» **What the exercise asks**
Please count the lines in the listing below where the word "أخرجه" appears. Give the number only.

» **Data for this exercise**

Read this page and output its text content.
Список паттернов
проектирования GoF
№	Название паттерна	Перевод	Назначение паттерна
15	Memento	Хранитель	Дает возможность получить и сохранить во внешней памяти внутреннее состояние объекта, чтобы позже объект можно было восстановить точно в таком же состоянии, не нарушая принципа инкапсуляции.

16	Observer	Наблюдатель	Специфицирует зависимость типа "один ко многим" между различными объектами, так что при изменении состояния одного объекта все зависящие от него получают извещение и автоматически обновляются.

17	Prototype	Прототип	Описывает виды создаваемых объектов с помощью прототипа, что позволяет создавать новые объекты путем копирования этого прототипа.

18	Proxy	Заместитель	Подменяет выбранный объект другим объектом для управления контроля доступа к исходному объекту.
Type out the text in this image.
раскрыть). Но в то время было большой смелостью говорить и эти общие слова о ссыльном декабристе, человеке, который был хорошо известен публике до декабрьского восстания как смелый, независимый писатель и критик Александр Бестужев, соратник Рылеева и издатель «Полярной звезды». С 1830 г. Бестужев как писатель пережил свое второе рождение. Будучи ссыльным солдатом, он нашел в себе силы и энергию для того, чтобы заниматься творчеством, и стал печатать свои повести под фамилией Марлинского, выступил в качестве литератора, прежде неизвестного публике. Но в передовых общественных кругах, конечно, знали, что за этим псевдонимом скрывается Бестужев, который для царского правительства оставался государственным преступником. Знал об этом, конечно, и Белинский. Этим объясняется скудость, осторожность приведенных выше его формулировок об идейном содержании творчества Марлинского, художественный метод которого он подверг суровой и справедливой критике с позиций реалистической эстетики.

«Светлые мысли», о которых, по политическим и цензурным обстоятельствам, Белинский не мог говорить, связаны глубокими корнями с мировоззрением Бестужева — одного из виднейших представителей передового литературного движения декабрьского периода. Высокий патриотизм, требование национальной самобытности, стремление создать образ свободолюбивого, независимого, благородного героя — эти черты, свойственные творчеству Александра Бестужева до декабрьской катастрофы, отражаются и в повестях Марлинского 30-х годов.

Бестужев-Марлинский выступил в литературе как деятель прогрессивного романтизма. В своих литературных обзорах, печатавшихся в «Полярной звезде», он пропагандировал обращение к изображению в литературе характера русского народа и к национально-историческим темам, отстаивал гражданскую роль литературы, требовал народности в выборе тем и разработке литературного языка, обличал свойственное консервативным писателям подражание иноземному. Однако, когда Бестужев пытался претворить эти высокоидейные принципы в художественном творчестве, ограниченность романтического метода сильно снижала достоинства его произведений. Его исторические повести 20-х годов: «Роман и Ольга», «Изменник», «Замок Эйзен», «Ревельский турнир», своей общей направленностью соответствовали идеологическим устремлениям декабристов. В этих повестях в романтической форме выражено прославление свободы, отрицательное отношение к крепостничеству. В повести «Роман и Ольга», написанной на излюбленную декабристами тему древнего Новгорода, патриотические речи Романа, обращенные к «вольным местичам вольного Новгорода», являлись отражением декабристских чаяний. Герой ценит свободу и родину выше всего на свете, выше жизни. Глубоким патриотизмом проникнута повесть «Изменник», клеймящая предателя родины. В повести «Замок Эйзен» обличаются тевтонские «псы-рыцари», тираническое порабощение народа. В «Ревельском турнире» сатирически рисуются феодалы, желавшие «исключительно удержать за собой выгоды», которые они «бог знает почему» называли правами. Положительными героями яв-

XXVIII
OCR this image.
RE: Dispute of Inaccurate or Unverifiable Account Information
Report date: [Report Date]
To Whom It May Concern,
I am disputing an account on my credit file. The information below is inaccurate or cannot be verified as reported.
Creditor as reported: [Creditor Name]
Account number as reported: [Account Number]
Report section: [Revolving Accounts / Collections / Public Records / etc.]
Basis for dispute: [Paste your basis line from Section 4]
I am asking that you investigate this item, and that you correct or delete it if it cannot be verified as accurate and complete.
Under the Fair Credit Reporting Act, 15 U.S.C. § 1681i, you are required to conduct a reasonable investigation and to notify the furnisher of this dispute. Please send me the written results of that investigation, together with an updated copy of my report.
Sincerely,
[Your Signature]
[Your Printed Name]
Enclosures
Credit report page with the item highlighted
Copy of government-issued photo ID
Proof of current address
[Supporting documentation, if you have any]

...

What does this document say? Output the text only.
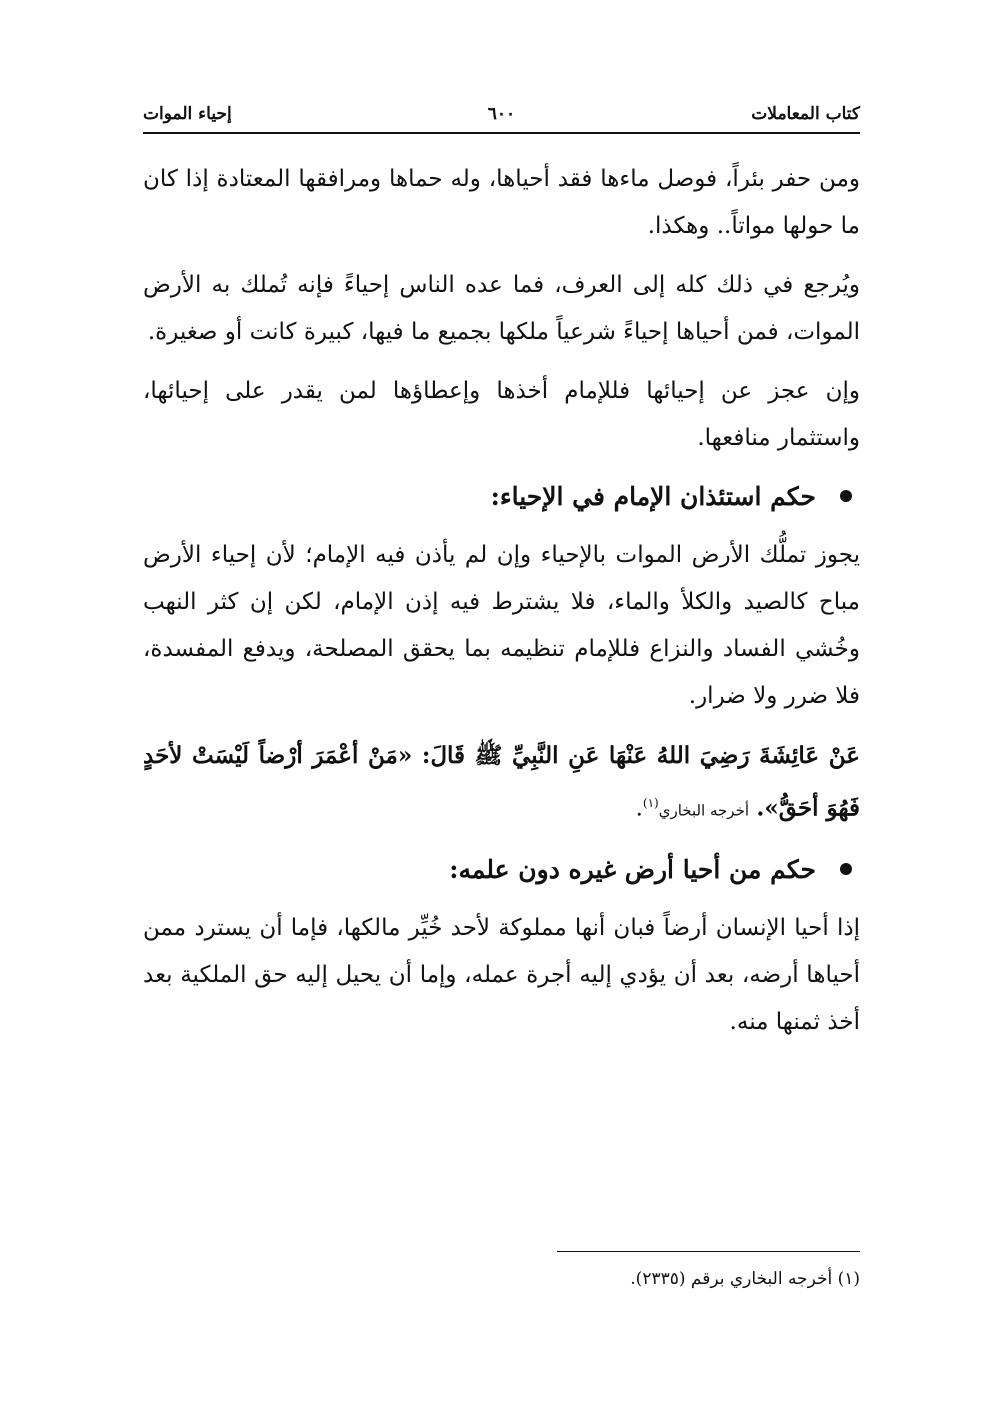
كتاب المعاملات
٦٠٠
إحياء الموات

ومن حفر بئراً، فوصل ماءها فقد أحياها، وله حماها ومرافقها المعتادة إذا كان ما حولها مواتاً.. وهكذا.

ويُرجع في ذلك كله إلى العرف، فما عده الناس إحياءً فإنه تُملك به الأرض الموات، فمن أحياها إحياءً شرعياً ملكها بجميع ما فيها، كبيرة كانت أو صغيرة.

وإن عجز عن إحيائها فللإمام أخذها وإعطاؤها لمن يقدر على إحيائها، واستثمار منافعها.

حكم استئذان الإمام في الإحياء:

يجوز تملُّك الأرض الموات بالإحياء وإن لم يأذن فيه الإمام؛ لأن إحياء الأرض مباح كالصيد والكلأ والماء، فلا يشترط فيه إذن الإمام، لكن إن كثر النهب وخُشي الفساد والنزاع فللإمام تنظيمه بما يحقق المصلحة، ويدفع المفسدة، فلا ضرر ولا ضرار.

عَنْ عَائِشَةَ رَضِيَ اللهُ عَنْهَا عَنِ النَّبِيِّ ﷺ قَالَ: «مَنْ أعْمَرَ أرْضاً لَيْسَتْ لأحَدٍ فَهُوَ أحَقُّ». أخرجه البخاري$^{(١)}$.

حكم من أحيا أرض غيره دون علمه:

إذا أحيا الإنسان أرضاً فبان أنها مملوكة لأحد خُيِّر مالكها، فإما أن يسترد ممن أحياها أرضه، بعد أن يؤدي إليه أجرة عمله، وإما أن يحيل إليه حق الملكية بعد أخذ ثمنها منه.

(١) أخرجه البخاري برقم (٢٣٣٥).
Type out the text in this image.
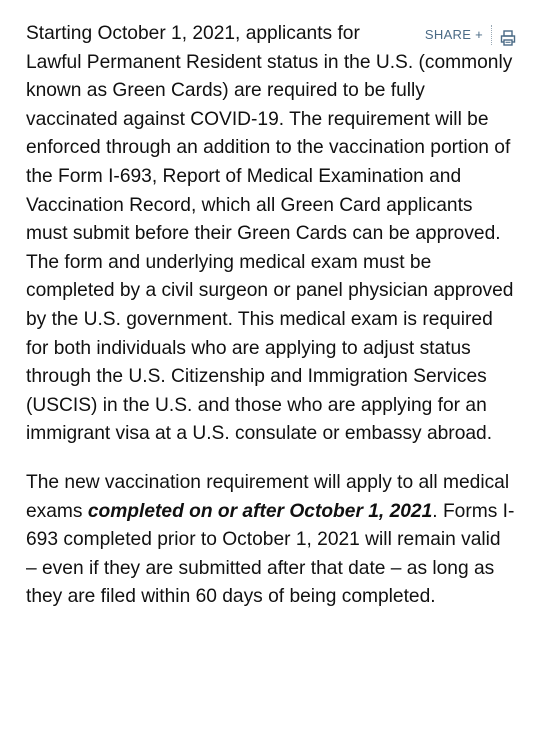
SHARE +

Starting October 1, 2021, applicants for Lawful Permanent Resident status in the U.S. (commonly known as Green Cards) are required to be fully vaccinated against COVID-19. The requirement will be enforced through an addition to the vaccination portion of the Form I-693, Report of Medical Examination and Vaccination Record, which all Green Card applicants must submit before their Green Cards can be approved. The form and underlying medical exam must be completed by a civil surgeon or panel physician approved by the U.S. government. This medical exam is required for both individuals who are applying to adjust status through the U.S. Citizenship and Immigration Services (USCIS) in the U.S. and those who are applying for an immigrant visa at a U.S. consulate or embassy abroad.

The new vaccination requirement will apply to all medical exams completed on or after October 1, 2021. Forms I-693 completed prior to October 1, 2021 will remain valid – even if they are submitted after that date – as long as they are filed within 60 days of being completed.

» **The reply**
2